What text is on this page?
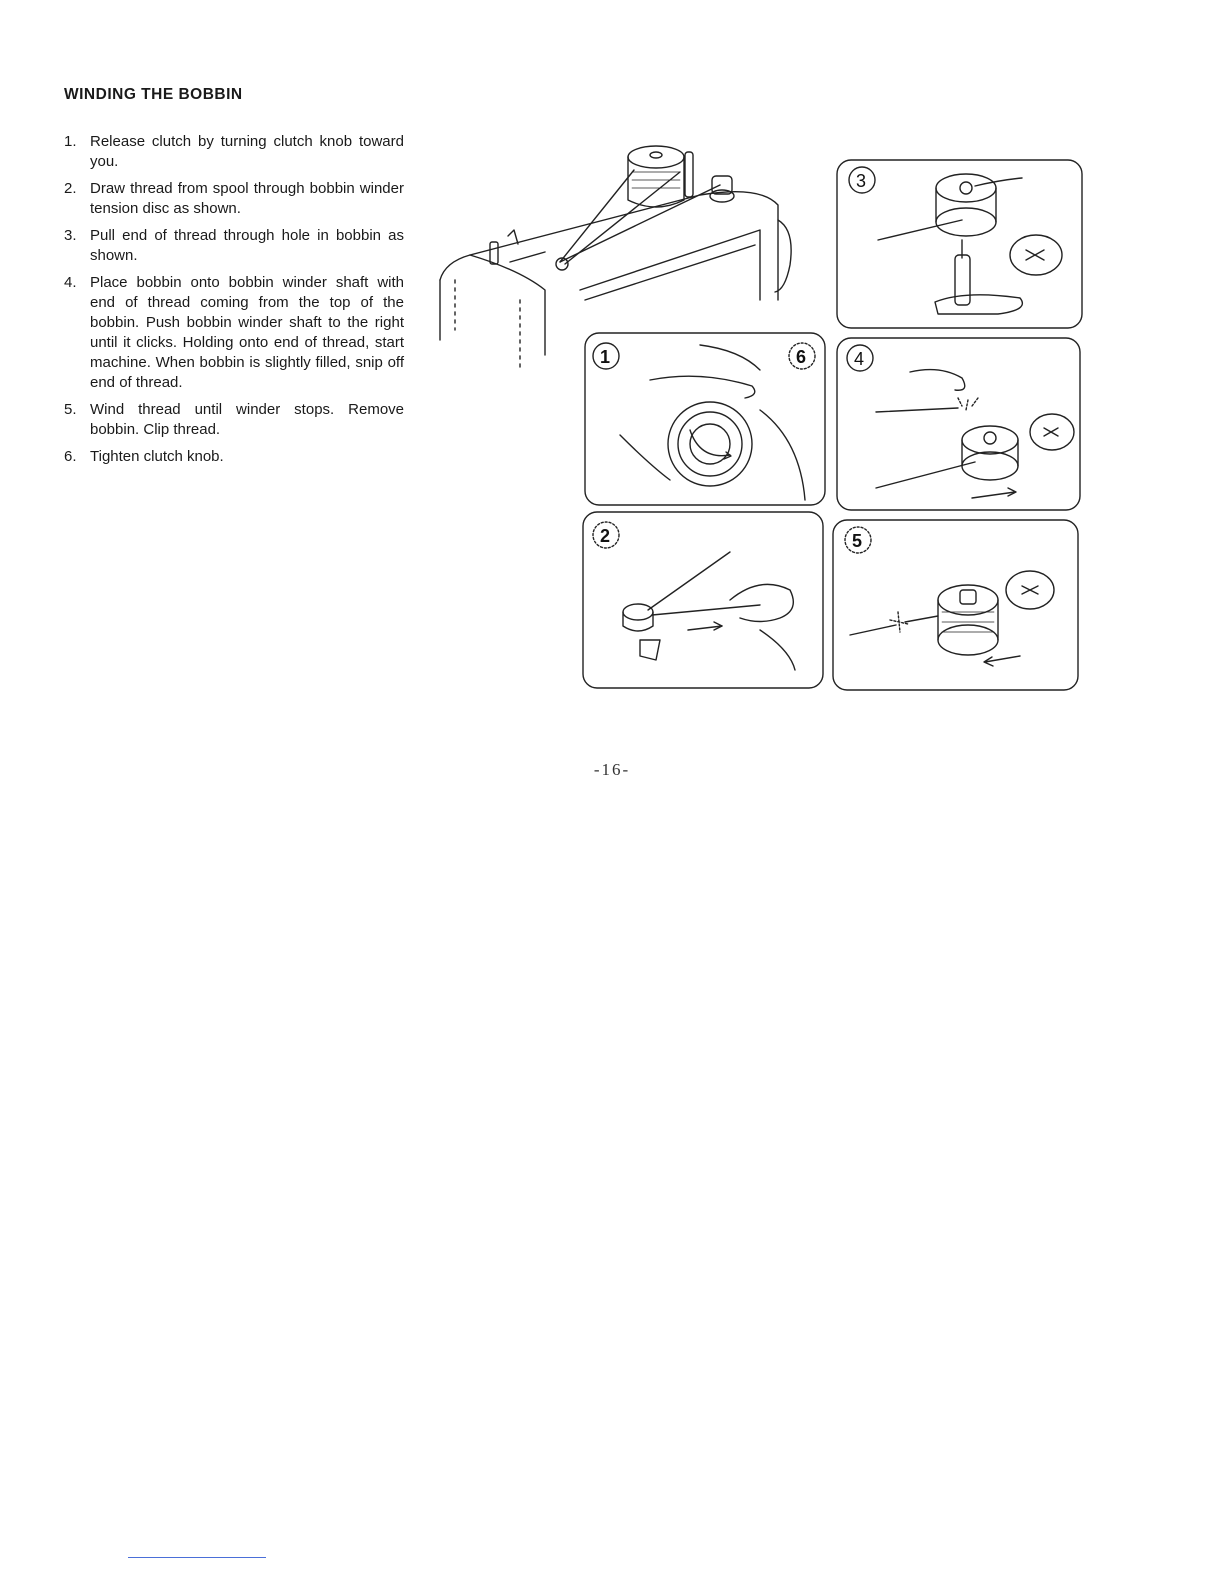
WINDING THE BOBBIN
1. Release clutch by turning clutch knob toward you.
2. Draw thread from spool through bobbin winder tension disc as shown.
3. Pull end of thread through hole in bobbin as shown.
4. Place bobbin onto bobbin winder shaft with end of thread coming from the top of the bobbin. Push bobbin winder shaft to the right until it clicks. Holding onto end of thread, start machine. When bobbin is slightly filled, snip off end of thread.
5. Wind thread until winder stops. Remove bobbin. Clip thread.
6. Tighten clutch knob.
3
1	6	4
2	5
-16-
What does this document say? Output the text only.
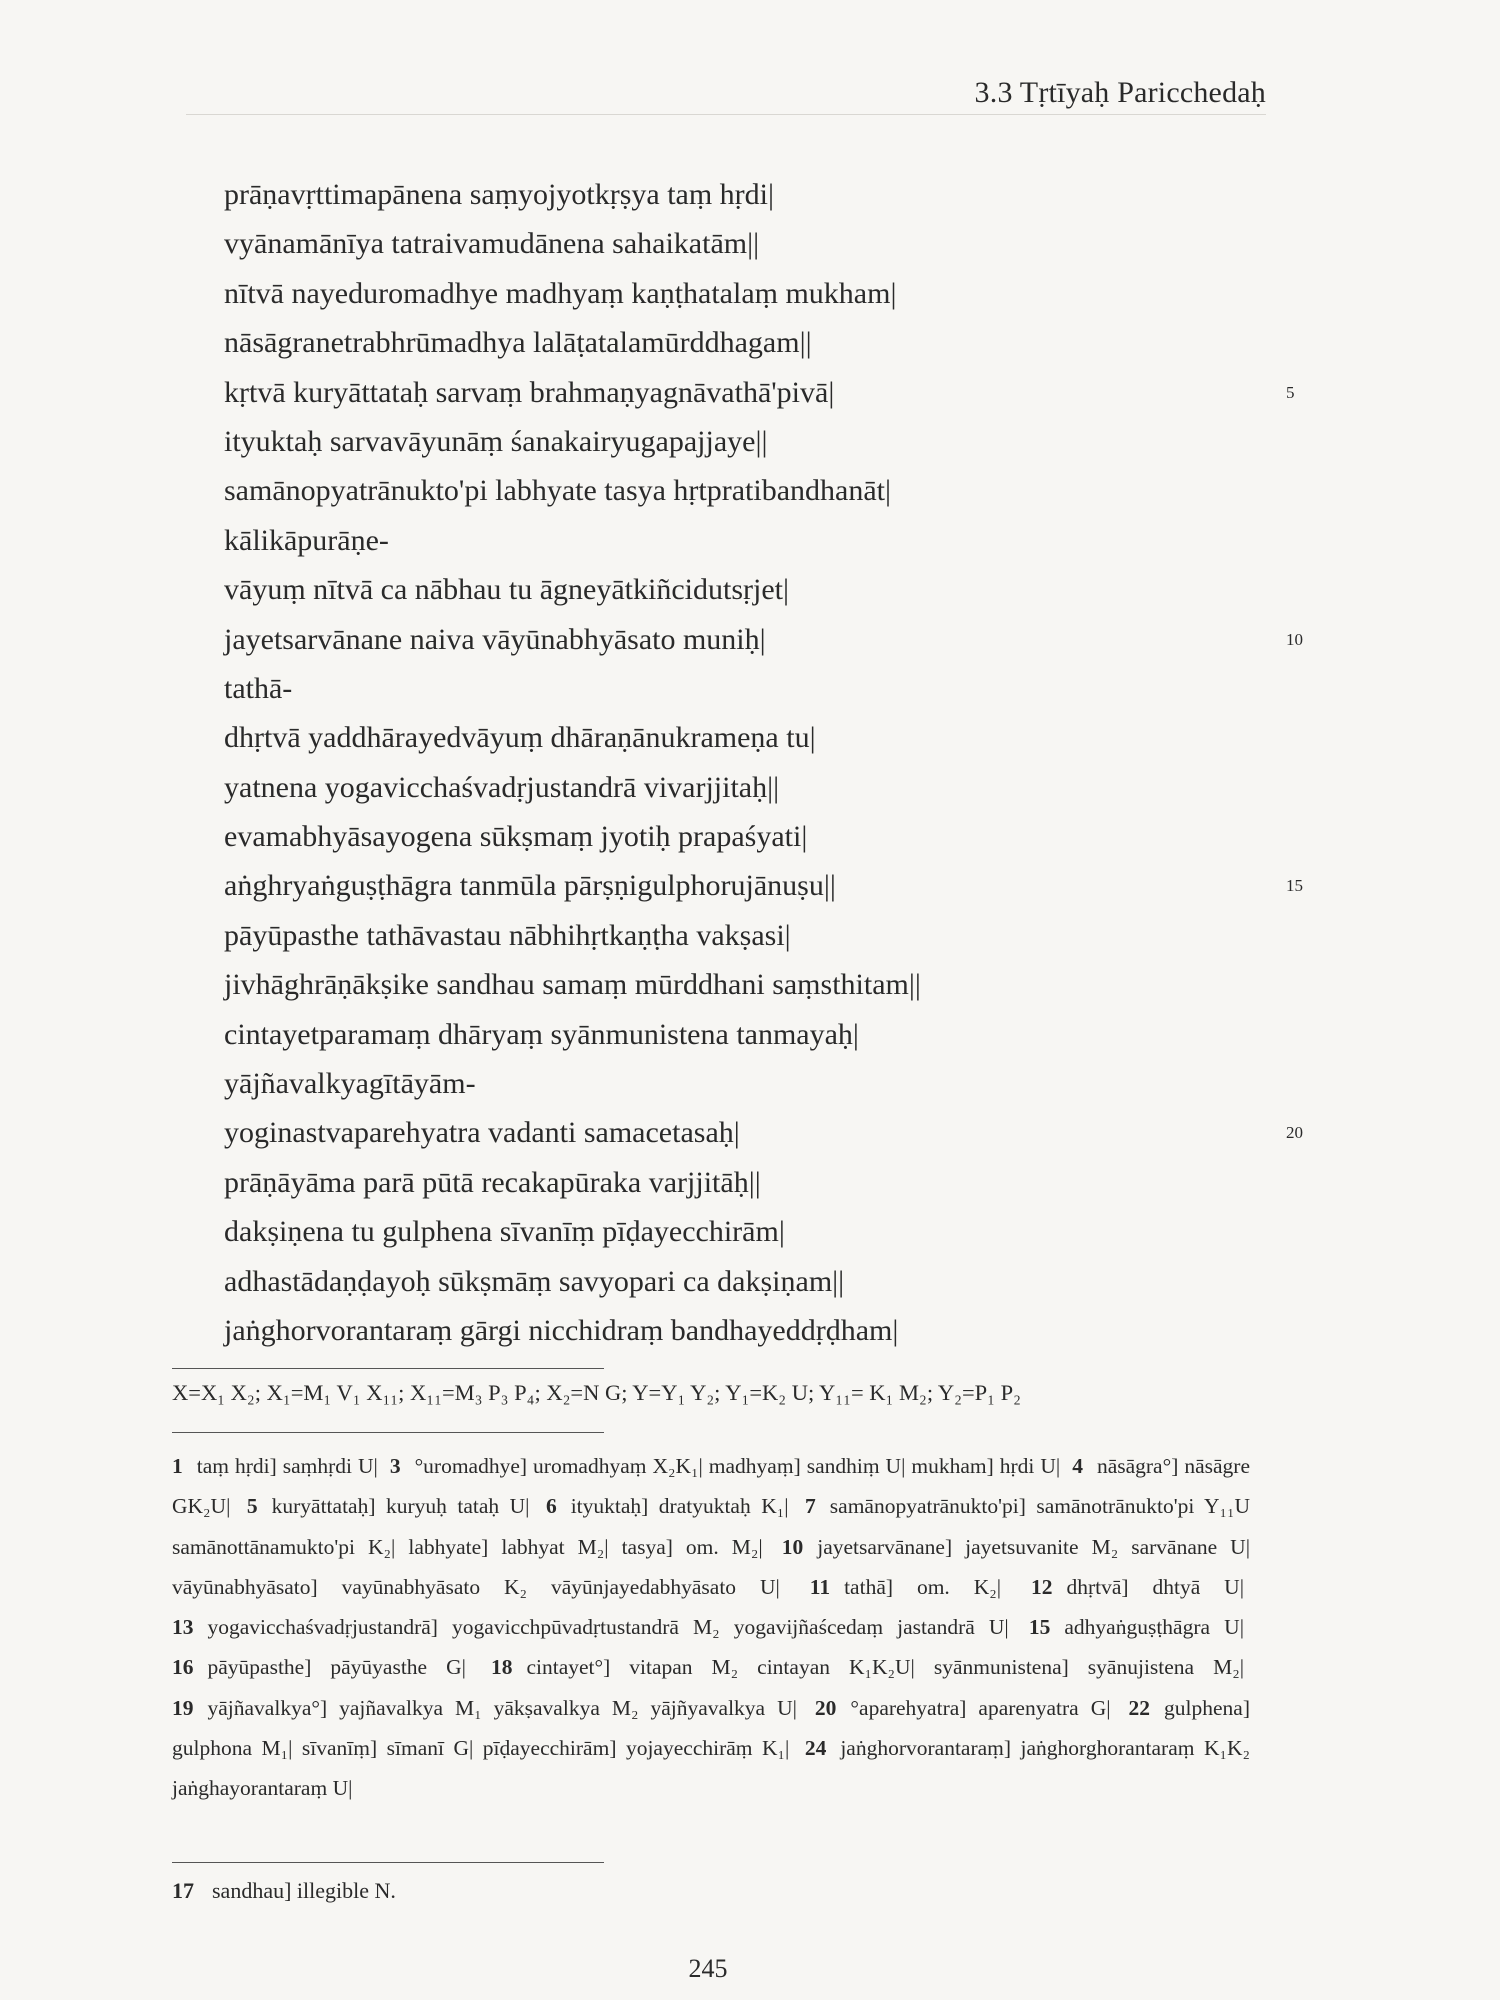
3.3 Tṛtīyaḥ Paricchedaḥ
prāṇavṛttimapānena saṃyojyotkṛṣya taṃ hṛdi|
vyānamānīya tatraivamudānena sahaikatām||
nītvā nayeduromadhye madhyaṃ kaṇṭhatalaṃ mukham|
nāsāgranetrabhrūmadhya lalāṭatalamūrddhagam||
kṛtvā kuryāttataḥ sarvaṃ brahmaṇyagnāvathā'pivā|	5
ityuktaḥ sarvavāyunāṃ śanakairyugapajjaye||
samānopyatrānukto'pi labhyate tasya hṛtpratibandhanāt|
kālikāpurāṇe-
vāyuṃ nītvā ca nābhau tu āgneyātkiñcidutsṛjet|
jayetsarvānane naiva vāyūnabhyāsato muniḥ|	10
tathā-
dhṛtvā yaddhārayedvāyuṃ dhāraṇānukrameṇa tu|
yatnena yogavicchaśvadṛjustandrā vivarjjitaḥ||
evamabhyāsayogena sūkṣmaṃ jyotiḥ prapaśyati|
aṅghryaṅguṣṭhāgra tanmūla pārṣṇigulphorujānuṣu||	15
pāyūpasthe tathāvastau nābhihṛtkaṇṭha vakṣasi|
jivhāghrāṇākṣike sandhau samaṃ mūrddhani saṃsthitam||
cintayetparamaṃ dhāryaṃ syānmunistena tanmayaḥ|
yājñavalkyagītāyām-
yoginastvaparehyatra vadanti samacetasaḥ|	20
prāṇāyāma parā pūtā recakapūraka varjjitāḥ||
dakṣiṇena tu gulphena sīvanīṃ pīḍayecchirām|
adhastādaṇḍayoḥ sūkṣmāṃ savyopari ca dakṣiṇam||
jaṅghorvorantaraṃ gārgi nicchidraṃ bandhayeddṛḍham|
X=X₁ X₂; X₁=M₁ V₁ X₁₁; X₁₁=M₃ P₃ P₄; X₂=N G; Y=Y₁ Y₂; Y₁=K₂ U; Y₁₁= K₁ M₂; Y₂=P₁ P₂
1 taṃ hṛdi] saṃhṛdi U| 3 °uromadhye] uromadhyaṃ X₂K₁| madhyaṃ] sandhiṃ U| mukham] hṛdi U| 4 nāsāgra°] nāsāgre GK₂U| 5 kuryāttataḥ] kuryuḥ tataḥ U| 6 ityuktaḥ] dratyuktaḥ K₁| 7 samānopyatrānukto'pi] samānotrānukto'pi Y₁₁U samānottānamukto'pi K₂| labhyate] labhyat M₂| tasya] om. M₂| 10 jayetsarvānane] jayetsuvanite M₂ sarvānane U| vāyūnabhyāsato] vayūnabhyāsato K₂ vāyūnjayedabhyāsato U| 11 tathā] om. K₂| 12 dhṛtvā] dhtyā U| 13 yogavicchaśvadṛjustandrā] yogavicchpūvadṛtustandrā M₂ yogavijñaścedaṃ jastandrā U| 15 adhyaṅguṣṭhāgra U| 16 pāyūpasthe] pāyūyasthe G| 18 cintayet°] vitapan M₂ cintayan K₁K₂U| syānmunistena] syānujistena M₂| 19 yājñavalkya°] yajñavalkya M₁ yākṣavalkya M₂ yājñyavalkya U| 20 °aparehyatra] aparenyatra G| 22 gulphena] gulphona M₁| sīvanīṃ] sīmanī G| pīḍayecchirām] yojayecchirāṃ K₁| 24 jaṅghorvorantaraṃ] jaṅghorghorantaraṃ K₁K₂ jaṅghayorantaraṃ U|
17 sandhau] illegible N.
245
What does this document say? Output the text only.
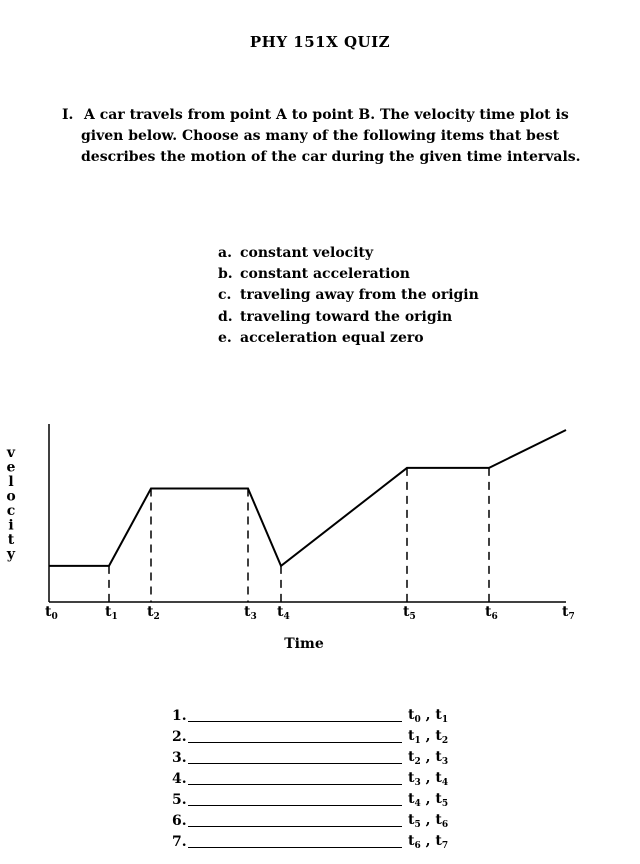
PHY 151X QUIZ
I. A car travels from point A to point B. The velocity time plot is
given below. Choose as many of the following items that best
describes the motion of the car during the given time intervals.
a. constant velocity
b. constant acceleration
c. traveling away from the origin
d. traveling toward the origin
e. acceleration equal zero
v
e
l
o
c
i
t
y
$t_0$	$t_1$ $t_2$	$t_3$ $t_4$	$t_5$	$t_6$	$t_7$
Time
1.	$t_0$ , $t_1$
2.	$t_1$ , $t_2$
3.	$t_2$ , $t_3$
4.	$t_3$ , $t_4$
5.	$t_4$ , $t_5$
6.	$t_5$ , $t_6$
7.	$t_6$ , $t_7$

★ ★ ★ ★ ★ ★ ★

▶ [Required task]: Go through the material and copy out every line with "until" in it.

▶ [In response]:
4. Place bobbin onto bobbin winder shaft with end of thread coming from the top of the bobbin. Push bobbin winder shaft to the right until it clicks. Holding onto end of thread, start machine. When bobbin is slightly filled, snip off end of thread.
5. Wind thread until winder stops. Remove bobbin. Clip thread.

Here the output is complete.